__Aim__: Write out every entry word for word.

__Data records__:

☆ ☆ ☆ ☆ ☆

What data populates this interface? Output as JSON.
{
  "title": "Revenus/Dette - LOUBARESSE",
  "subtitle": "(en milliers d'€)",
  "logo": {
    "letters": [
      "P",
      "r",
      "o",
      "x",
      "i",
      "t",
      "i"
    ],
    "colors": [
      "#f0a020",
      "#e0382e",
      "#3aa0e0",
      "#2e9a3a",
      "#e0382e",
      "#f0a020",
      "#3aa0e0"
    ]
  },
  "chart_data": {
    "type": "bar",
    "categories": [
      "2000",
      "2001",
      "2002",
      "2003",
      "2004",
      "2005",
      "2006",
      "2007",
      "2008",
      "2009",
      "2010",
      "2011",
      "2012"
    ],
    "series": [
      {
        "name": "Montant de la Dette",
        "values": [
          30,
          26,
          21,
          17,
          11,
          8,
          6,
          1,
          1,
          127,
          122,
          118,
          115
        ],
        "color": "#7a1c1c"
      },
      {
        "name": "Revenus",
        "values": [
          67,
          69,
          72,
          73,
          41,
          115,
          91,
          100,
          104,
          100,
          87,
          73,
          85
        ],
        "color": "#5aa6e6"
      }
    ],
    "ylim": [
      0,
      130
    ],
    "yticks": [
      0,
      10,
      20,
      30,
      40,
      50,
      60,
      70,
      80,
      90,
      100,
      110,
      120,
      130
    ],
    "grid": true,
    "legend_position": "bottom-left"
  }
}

☆ ☆ ☆ ☆ ☆

__Response to this exercise__:
What data populates this interface? Output as JSON.
{
  "title": "Revenus/Dette - LOUBARESSE",
  "subtitle": "(en milliers d'€)",
  "logo": {
    "letters": [
      "P",
      "r",
      "o",
      "x",
      "i",
      "t",
      "i"
    ],
    "colors": [
      "#f0a020",
      "#e0382e",
      "#3aa0e0",
      "#2e9a3a",
      "#e0382e",
      "#f0a020",
      "#3aa0e0"
    ]
  },
  "chart_data": {
    "type": "bar",
    "categories": [
      "2000",
      "2001",
      "2002",
      "2003",
      "2004",
      "2005",
      "2006",
      "2007",
      "2008",
      "2009",
      "2010",
      "2011",
      "2012"
    ],
    "series": [
      {
        "name": "Montant de la Dette",
        "values": [
          30,
          26,
          21,
          17,
          11,
          8,
          6,
          1,
          1,
          127,
          122,
          118,
          115
        ],
        "color": "#7a1c1c"
      },
      {
        "name": "Revenus",
        "values": [
          67,
          69,
          72,
          73,
          41,
          115,
          91,
          100,
          104,
          100,
          87,
          73,
          85
        ],
        "color": "#5aa6e6"
      }
    ],
    "ylim": [
      0,
      130
    ],
    "yticks": [
      0,
      10,
      20,
      30,
      40,
      50,
      60,
      70,
      80,
      90,
      100,
      110,
      120,
      130
    ],
    "grid": true,
    "legend_position": "bottom-left"
  }
}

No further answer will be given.